* **What you have to do**
Please extract the records from the line containing "dessert-item: Cheesecake 9" through the line containing "dessert-item: Tiramisù 9", and repeat them exactly as they appear.
◇ ◇ ◇
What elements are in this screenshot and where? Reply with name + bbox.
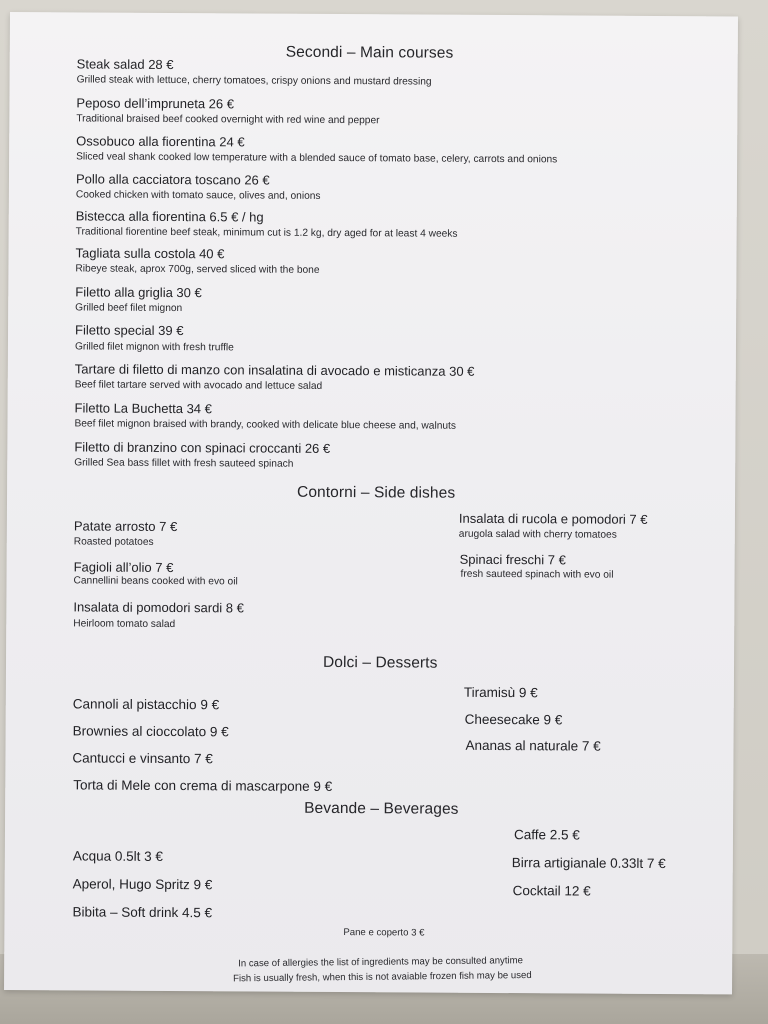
dessert-item: Cheesecake 9 € <box>464 711 563 728</box>
menu-item-name: Insalata di rucola e pomodori 7 € <box>458 510 648 527</box>
menu-item-desc: Grilled filet mignon with fresh truffle <box>74 341 234 354</box>
menu-item-desc: arugola salad with cherry tomatoes <box>458 528 617 541</box>
menu-item-name: Filetto di branzino con spinaci croccanti 26 € <box>74 439 331 456</box>
cover-charge: Pane e coperto 3 € <box>343 927 425 939</box>
menu-item-desc: fresh sauteed spinach with evo oil <box>460 568 614 581</box>
menu-item-name: Peposo dell’impruneta 26 € <box>76 95 235 112</box>
beverage-item: Cocktail 12 € <box>512 883 591 899</box>
dessert-item: Torta di Mele con crema di mascarpone 9 € <box>73 777 333 794</box>
menu-item-desc: Sliced veal shank cooked low temperature with a blended sauce of tomato base, celery, carrots and onions <box>76 151 558 166</box>
menu-item-name: Tagliata sulla costola 40 € <box>75 245 225 262</box>
beverage-item: Acqua 0.5lt 3 € <box>72 848 163 864</box>
menu-item-desc: Cooked chicken with tomato sauce, olives and, onions <box>75 189 321 202</box>
menu-page <box>4 12 738 994</box>
menu-item-desc: Roasted potatoes <box>73 536 154 548</box>
menu-item-name: Insalata di pomodori sardi 8 € <box>73 599 244 616</box>
menu-item-name: Ossobuco alla fiorentina 24 € <box>76 133 245 150</box>
menu-item-name: Fagioli all’olio 7 € <box>73 559 174 576</box>
dessert-item: Tiramisù 9 € <box>463 684 538 701</box>
section-title-sides: Contorni – Side dishes <box>297 483 456 502</box>
dessert-item: Ananas al naturale 7 € <box>465 737 601 754</box>
menu-item-desc: Grilled steak with lettuce, cherry tomatoes, crispy onions and mustard dressing <box>76 74 432 88</box>
menu-item-name: Filetto La Buchetta 34 € <box>74 400 212 417</box>
menu-item-name: Patate arrosto 7 € <box>73 518 178 535</box>
menu-item-desc: Grilled Sea bass fillet with fresh sauteed spinach <box>74 457 294 470</box>
section-title-desserts: Dolci – Desserts <box>322 653 438 672</box>
fish-note: Fish is usually fresh, when this is not avaiable frozen fish may be used <box>233 969 532 985</box>
menu-item-desc: Beef filet mignon braised with brandy, cooked with delicate blue cheese and, walnuts <box>74 418 457 432</box>
menu-item-desc: Beef filet tartare served with avocado and lettuce salad <box>74 379 323 392</box>
beverage-item: Aperol, Hugo Spritz 9 € <box>72 876 213 893</box>
menu-item-name: Spinaci freschi 7 € <box>459 551 566 568</box>
menu-item-name: Pollo alla cacciatora toscano 26 € <box>75 171 270 188</box>
menu-item-name: Steak salad 28 € <box>76 56 174 72</box>
menu-item-name: Tartare di filetto di manzo con insalatina di avocado e misticanza 30 € <box>74 361 475 379</box>
dessert-item: Brownies al cioccolato 9 € <box>72 723 229 740</box>
beverage-item: Bibita – Soft drink 4.5 € <box>72 904 213 921</box>
menu-item-name: Filetto alla griglia 30 € <box>75 284 202 301</box>
menu-item-desc: Cannellini beans cooked with evo oil <box>73 575 238 588</box>
allergy-note: In case of allergies the list of ingredients may be consulted anytime <box>238 955 524 970</box>
menu-item-name: Bistecca alla fiorentina 6.5 € / hg <box>75 208 264 225</box>
menu-item-desc: Traditional braised beef cooked overnight with red wine and pepper <box>76 113 380 127</box>
menu-item-name: Filetto special 39 € <box>75 322 184 339</box>
menu-item-desc: Traditional fiorentine beef steak, minimum cut is 1.2 kg, dry aged for at least 4 weeks <box>75 226 458 240</box>
section-title-beverages: Bevande – Beverages <box>304 799 459 818</box>
dessert-item: Cantucci e vinsanto 7 € <box>72 750 213 767</box>
menu-item-desc: Ribeye steak, aprox 700g, served sliced with the bone <box>75 263 320 276</box>
section-title-mains: Secondi – Main courses <box>285 43 454 62</box>
beverage-item: Caffe 2.5 € <box>513 827 580 843</box>
beverage-item: Birra artigianale 0.33lt 7 € <box>511 855 666 872</box>
menu-item-desc: Grilled beef filet mignon <box>75 302 183 315</box>
menu-item-desc: Heirloom tomato salad <box>73 618 176 631</box>
dessert-item: Cannoli al pistacchio 9 € <box>72 696 220 713</box>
◇ ◇ ◇
* **Reply**
dessert-item: Cheesecake 9 € <box>464 711 563 728</box>
menu-item-name: Insalata di rucola e pomodori 7 € <box>458 510 648 527</box>
menu-item-desc: Grilled filet mignon with fresh truffle <box>74 341 234 354</box>
menu-item-desc: arugola salad with cherry tomatoes <box>458 528 617 541</box>
menu-item-name: Filetto di branzino con spinaci croccanti 26 € <box>74 439 331 456</box>
cover-charge: Pane e coperto 3 € <box>343 927 425 939</box>
menu-item-desc: fresh sauteed spinach with evo oil <box>460 568 614 581</box>
menu-item-name: Peposo dell’impruneta 26 € <box>76 95 235 112</box>
beverage-item: Cocktail 12 € <box>512 883 591 899</box>
dessert-item: Torta di Mele con crema di mascarpone 9 € <box>73 777 333 794</box>
menu-item-desc: Sliced veal shank cooked low temperature with a blended sauce of tomato base, celery, carrots and onions <box>76 151 558 166</box>
menu-item-name: Tagliata sulla costola 40 € <box>75 245 225 262</box>
beverage-item: Acqua 0.5lt 3 € <box>72 848 163 864</box>
menu-item-desc: Cooked chicken with tomato sauce, olives and, onions <box>75 189 321 202</box>
menu-page <box>4 12 738 994</box>
menu-item-desc: Roasted potatoes <box>73 536 154 548</box>
menu-item-name: Insalata di pomodori sardi 8 € <box>73 599 244 616</box>
menu-item-name: Ossobuco alla fiorentina 24 € <box>76 133 245 150</box>
menu-item-name: Fagioli all’olio 7 € <box>73 559 174 576</box>
dessert-item: Tiramisù 9 € <box>463 684 538 701</box>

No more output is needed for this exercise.